What is needed | Filter the entries below, keeping only lines with the word "title".

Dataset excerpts
────────────────────────────────────────
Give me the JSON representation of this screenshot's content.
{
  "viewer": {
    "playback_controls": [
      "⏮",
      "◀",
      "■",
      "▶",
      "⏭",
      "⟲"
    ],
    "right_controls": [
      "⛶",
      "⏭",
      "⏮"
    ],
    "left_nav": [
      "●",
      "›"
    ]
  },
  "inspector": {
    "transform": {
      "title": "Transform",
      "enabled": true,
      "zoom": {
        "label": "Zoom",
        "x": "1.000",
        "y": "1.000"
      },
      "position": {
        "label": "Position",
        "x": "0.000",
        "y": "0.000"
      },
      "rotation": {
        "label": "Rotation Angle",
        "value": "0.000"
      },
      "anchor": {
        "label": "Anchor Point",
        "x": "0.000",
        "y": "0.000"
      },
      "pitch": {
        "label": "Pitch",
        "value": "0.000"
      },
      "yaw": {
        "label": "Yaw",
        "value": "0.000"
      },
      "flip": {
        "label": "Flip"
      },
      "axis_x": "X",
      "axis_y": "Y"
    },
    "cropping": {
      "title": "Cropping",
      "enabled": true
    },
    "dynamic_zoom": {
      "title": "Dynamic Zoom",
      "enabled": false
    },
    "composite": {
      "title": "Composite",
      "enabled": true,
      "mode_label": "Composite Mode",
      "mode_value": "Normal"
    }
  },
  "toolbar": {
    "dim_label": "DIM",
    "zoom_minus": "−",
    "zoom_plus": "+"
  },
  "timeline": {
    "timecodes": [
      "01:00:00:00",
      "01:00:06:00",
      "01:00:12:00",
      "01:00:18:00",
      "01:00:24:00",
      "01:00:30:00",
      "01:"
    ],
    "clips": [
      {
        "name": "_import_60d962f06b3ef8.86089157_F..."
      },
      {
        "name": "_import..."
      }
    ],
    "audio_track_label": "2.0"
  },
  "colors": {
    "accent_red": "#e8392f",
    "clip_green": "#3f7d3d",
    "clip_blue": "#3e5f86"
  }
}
────────────────────────────────────────
Exercise solution |
      "title": "Transform",
      "title": "Cropping",
      "title": "Dynamic Zoom",
      "title": "Composite",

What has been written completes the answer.